Part of a data file:
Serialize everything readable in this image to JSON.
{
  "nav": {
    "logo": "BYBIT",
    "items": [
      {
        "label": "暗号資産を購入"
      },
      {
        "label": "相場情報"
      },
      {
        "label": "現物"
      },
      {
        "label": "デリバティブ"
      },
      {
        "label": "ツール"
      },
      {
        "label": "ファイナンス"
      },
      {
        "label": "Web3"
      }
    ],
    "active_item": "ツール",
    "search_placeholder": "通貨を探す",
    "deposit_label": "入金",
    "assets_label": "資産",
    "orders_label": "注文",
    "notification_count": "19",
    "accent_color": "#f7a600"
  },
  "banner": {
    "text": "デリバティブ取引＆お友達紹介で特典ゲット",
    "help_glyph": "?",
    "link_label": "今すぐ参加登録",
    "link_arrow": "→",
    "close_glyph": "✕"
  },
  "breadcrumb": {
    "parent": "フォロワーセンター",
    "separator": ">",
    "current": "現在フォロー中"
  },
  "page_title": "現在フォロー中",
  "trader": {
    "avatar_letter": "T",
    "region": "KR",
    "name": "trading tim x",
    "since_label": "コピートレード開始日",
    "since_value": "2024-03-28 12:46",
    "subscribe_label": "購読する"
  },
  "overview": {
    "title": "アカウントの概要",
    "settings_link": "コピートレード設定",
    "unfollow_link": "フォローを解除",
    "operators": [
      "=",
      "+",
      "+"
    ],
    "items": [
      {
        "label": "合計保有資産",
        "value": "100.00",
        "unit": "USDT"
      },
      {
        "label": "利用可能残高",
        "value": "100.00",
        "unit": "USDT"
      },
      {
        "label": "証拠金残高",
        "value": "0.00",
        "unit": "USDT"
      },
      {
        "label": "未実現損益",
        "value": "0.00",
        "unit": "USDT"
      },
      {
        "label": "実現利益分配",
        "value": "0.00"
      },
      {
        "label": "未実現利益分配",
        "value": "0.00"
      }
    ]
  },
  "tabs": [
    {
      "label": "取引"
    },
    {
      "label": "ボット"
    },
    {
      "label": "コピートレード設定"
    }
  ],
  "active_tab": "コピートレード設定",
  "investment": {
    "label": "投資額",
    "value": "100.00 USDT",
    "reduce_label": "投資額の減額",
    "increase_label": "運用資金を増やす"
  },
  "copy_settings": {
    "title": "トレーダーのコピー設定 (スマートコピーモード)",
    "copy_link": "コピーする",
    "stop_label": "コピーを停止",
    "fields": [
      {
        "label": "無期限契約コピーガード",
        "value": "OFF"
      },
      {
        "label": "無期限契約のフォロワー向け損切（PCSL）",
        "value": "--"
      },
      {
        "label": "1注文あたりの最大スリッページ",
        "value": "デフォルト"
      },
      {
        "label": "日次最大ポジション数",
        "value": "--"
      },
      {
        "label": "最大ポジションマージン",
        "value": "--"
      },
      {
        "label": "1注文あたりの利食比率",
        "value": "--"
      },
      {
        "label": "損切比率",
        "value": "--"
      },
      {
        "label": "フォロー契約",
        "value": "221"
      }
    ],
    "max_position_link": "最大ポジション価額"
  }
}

*What to do:* Copy out each record, keeping every word as it is.

*Expected answer:*
Serialize everything readable in this image to JSON.
{
  "nav": {
    "logo": "BYBIT",
    "items": [
      {
        "label": "暗号資産を購入"
      },
      {
        "label": "相場情報"
      },
      {
        "label": "現物"
      },
      {
        "label": "デリバティブ"
      },
      {
        "label": "ツール"
      },
      {
        "label": "ファイナンス"
      },
      {
        "label": "Web3"
      }
    ],
    "active_item": "ツール",
    "search_placeholder": "通貨を探す",
    "deposit_label": "入金",
    "assets_label": "資産",
    "orders_label": "注文",
    "notification_count": "19",
    "accent_color": "#f7a600"
  },
  "banner": {
    "text": "デリバティブ取引＆お友達紹介で特典ゲット",
    "help_glyph": "?",
    "link_label": "今すぐ参加登録",
    "link_arrow": "→",
    "close_glyph": "✕"
  },
  "breadcrumb": {
    "parent": "フォロワーセンター",
    "separator": ">",
    "current": "現在フォロー中"
  },
  "page_title": "現在フォロー中",
  "trader": {
    "avatar_letter": "T",
    "region": "KR",
    "name": "trading tim x",
    "since_label": "コピートレード開始日",
    "since_value": "2024-03-28 12:46",
    "subscribe_label": "購読する"
  },
  "overview": {
    "title": "アカウントの概要",
    "settings_link": "コピートレード設定",
    "unfollow_link": "フォローを解除",
    "operators": [
      "=",
      "+",
      "+"
    ],
    "items": [
      {
        "label": "合計保有資産",
        "value": "100.00",
        "unit": "USDT"
      },
      {
        "label": "利用可能残高",
        "value": "100.00",
        "unit": "USDT"
      },
      {
        "label": "証拠金残高",
        "value": "0.00",
        "unit": "USDT"
      },
      {
        "label": "未実現損益",
        "value": "0.00",
        "unit": "USDT"
      },
      {
        "label": "実現利益分配",
        "value": "0.00"
      },
      {
        "label": "未実現利益分配",
        "value": "0.00"
      }
    ]
  },
  "tabs": [
    {
      "label": "取引"
    },
    {
      "label": "ボット"
    },
    {
      "label": "コピートレード設定"
    }
  ],
  "active_tab": "コピートレード設定",
  "investment": {
    "label": "投資額",
    "value": "100.00 USDT",
    "reduce_label": "投資額の減額",
    "increase_label": "運用資金を増やす"
  },
  "copy_settings": {
    "title": "トレーダーのコピー設定 (スマートコピーモード)",
    "copy_link": "コピーする",
    "stop_label": "コピーを停止",
    "fields": [
      {
        "label": "無期限契約コピーガード",
        "value": "OFF"
      },
      {
        "label": "無期限契約のフォロワー向け損切（PCSL）",
        "value": "--"
      },
      {
        "label": "1注文あたりの最大スリッページ",
        "value": "デフォルト"
      },
      {
        "label": "日次最大ポジション数",
        "value": "--"
      },
      {
        "label": "最大ポジションマージン",
        "value": "--"
      },
      {
        "label": "1注文あたりの利食比率",
        "value": "--"
      },
      {
        "label": "損切比率",
        "value": "--"
      },
      {
        "label": "フォロー契約",
        "value": "221"
      }
    ],
    "max_position_link": "最大ポジション価額"
  }
}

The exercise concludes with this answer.